▶ Aim: Check each line of the listing for the string "name", count the lines that have it, and answer with that number only.

** start of Input **

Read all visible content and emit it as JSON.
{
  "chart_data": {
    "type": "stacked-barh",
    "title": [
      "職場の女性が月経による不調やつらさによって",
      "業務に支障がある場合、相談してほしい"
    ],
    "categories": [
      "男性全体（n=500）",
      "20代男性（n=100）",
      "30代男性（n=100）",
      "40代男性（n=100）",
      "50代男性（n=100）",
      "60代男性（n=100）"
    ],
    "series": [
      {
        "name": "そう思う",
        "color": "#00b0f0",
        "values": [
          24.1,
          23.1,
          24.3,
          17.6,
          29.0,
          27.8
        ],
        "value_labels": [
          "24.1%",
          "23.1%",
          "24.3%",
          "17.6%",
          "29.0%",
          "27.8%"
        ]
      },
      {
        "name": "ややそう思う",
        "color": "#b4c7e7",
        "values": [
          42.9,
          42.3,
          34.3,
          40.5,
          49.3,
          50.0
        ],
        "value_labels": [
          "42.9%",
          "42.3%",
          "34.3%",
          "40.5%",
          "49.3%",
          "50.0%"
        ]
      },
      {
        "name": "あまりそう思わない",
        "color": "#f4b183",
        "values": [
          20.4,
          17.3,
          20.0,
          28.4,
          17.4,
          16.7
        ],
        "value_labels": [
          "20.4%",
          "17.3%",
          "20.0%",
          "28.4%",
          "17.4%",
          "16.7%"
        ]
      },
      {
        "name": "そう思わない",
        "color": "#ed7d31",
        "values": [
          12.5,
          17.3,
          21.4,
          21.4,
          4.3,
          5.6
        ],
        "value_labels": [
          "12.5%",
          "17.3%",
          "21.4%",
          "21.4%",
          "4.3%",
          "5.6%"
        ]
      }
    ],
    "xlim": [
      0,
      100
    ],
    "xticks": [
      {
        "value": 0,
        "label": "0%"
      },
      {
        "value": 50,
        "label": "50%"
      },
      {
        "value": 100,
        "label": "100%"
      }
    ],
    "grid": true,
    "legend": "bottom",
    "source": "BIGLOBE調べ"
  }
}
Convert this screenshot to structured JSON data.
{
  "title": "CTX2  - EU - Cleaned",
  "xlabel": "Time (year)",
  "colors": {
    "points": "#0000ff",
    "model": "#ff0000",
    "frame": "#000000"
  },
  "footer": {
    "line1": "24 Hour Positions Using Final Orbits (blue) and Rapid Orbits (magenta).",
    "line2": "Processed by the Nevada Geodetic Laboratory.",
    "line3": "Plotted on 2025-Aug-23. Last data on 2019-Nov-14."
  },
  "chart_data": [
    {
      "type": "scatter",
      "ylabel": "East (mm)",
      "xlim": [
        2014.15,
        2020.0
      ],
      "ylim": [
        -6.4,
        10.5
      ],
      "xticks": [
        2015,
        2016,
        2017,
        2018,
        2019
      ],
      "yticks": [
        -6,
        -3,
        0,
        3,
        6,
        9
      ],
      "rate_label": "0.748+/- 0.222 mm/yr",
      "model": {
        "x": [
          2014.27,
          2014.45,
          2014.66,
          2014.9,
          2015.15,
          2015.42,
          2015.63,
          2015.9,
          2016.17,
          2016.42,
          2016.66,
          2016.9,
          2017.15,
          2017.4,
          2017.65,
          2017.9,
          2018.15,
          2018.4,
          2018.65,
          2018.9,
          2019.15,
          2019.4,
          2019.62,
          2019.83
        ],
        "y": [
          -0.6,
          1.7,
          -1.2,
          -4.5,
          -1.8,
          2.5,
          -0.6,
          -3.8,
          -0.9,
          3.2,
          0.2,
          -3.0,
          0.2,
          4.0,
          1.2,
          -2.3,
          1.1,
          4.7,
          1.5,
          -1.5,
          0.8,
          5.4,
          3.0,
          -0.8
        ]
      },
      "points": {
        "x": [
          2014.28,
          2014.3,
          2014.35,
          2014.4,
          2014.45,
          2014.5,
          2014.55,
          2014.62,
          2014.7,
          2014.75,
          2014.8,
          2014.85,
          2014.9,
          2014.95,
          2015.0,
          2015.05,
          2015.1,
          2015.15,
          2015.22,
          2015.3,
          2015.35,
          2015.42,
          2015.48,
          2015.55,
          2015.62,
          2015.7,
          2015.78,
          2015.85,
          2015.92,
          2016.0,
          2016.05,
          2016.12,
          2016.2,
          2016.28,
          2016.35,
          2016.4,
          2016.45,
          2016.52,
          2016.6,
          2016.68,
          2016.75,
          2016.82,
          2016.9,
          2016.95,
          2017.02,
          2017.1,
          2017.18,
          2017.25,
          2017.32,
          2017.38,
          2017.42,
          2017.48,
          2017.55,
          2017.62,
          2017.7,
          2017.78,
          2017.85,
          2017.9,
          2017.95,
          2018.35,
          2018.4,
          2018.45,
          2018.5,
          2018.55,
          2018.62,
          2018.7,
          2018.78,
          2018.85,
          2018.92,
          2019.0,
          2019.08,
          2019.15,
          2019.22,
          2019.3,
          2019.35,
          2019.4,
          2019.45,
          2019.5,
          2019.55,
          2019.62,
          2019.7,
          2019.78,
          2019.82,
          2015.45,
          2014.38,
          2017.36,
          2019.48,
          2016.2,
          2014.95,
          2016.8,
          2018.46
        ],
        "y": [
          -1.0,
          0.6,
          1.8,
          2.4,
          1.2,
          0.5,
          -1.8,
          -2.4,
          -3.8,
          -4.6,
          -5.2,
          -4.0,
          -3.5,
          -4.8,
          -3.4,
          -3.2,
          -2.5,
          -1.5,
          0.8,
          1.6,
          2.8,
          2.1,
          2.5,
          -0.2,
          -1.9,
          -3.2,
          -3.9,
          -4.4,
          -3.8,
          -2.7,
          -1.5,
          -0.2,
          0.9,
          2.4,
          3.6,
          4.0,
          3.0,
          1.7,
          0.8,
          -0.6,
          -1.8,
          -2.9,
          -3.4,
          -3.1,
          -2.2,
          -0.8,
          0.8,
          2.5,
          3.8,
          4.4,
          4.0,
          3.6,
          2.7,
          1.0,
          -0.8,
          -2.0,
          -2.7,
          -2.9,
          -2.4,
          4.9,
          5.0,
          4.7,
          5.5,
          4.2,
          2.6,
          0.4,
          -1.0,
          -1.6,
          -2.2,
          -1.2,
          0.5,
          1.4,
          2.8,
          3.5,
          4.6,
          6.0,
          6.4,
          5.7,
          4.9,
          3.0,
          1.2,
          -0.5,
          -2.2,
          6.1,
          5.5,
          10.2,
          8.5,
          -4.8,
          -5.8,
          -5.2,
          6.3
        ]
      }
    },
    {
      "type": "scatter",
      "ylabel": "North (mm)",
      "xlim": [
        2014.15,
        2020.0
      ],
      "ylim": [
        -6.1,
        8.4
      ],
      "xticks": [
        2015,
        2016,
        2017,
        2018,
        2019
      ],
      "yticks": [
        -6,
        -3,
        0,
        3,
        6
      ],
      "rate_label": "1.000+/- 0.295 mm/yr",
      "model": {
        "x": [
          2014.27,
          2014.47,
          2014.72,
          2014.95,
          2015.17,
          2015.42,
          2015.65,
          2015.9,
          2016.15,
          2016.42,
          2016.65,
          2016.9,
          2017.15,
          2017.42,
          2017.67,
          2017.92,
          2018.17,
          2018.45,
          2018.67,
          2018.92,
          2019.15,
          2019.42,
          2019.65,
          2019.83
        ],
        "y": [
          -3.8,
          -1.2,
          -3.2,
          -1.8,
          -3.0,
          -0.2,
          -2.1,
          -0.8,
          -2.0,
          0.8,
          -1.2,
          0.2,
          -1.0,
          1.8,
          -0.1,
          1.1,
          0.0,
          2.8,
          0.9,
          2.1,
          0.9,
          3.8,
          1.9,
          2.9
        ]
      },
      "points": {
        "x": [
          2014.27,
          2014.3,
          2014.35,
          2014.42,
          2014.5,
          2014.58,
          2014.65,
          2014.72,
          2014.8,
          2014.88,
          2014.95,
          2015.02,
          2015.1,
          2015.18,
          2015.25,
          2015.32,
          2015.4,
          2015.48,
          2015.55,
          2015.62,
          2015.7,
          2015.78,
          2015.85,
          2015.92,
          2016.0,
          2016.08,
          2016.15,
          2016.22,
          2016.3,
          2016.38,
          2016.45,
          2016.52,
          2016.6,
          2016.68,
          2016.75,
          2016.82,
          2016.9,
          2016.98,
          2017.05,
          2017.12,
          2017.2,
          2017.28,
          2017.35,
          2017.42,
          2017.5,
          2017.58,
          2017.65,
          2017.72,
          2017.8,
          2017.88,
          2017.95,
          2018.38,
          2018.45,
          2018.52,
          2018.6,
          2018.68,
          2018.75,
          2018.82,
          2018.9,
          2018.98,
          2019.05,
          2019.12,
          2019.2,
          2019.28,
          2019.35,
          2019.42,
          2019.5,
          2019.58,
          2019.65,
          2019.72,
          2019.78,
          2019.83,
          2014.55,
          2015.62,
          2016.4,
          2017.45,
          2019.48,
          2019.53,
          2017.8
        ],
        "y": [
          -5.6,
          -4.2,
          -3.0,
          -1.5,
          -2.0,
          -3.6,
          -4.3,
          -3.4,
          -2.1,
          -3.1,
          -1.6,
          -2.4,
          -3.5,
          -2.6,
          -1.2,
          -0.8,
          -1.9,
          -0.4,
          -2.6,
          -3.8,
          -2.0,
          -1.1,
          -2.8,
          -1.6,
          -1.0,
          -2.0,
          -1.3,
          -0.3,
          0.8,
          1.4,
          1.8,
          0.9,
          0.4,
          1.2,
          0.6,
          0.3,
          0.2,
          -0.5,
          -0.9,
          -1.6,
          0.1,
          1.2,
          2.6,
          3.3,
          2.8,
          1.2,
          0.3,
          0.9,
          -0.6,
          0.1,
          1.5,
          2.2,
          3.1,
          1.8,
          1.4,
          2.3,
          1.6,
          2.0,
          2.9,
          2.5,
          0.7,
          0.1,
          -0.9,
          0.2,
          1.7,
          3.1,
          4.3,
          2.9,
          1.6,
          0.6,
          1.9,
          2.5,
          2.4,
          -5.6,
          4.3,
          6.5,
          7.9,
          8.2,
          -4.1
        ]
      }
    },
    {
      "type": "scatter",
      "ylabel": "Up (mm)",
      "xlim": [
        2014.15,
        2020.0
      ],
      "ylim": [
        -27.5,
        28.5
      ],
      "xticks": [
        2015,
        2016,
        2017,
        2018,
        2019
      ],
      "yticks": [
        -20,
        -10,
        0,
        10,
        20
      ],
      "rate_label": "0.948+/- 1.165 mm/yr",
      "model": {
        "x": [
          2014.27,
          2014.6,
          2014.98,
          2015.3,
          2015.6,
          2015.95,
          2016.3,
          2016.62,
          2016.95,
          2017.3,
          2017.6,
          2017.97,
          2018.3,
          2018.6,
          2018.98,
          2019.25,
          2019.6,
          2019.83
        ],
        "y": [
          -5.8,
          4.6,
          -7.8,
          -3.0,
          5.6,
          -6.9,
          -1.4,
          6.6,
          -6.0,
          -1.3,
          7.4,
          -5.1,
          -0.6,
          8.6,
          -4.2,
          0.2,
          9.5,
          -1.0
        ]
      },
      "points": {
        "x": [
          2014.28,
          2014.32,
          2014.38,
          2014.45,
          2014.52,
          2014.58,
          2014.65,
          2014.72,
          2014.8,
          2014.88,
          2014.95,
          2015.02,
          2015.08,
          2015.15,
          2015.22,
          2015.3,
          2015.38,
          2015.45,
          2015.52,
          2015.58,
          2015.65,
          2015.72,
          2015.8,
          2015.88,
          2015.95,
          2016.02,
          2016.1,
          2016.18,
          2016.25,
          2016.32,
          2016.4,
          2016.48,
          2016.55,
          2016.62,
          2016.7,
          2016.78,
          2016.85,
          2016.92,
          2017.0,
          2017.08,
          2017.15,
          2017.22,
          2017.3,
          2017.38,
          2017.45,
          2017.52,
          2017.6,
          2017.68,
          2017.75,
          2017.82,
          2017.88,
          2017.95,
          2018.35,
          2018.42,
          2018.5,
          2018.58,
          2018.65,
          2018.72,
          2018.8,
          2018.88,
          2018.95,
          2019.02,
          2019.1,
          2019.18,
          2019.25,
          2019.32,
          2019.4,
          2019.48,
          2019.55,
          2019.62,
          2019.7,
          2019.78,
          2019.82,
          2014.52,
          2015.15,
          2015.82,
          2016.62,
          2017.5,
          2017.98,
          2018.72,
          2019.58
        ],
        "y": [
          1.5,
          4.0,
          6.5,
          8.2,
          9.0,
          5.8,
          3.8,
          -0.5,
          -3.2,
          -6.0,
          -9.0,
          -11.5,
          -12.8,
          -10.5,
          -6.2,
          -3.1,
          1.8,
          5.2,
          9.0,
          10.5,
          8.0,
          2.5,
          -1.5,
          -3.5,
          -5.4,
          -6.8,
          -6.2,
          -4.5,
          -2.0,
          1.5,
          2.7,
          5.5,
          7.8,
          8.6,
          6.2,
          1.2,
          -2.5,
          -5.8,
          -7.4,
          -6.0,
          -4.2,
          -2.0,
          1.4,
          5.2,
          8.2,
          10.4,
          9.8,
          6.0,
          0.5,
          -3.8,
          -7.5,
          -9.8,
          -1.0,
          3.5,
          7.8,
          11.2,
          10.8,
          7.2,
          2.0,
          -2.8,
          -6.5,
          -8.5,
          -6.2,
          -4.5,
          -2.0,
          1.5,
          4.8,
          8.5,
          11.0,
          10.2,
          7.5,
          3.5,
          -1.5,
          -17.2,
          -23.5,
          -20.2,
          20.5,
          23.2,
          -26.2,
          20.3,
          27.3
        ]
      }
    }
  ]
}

** end of Input **

▶ Solution: 4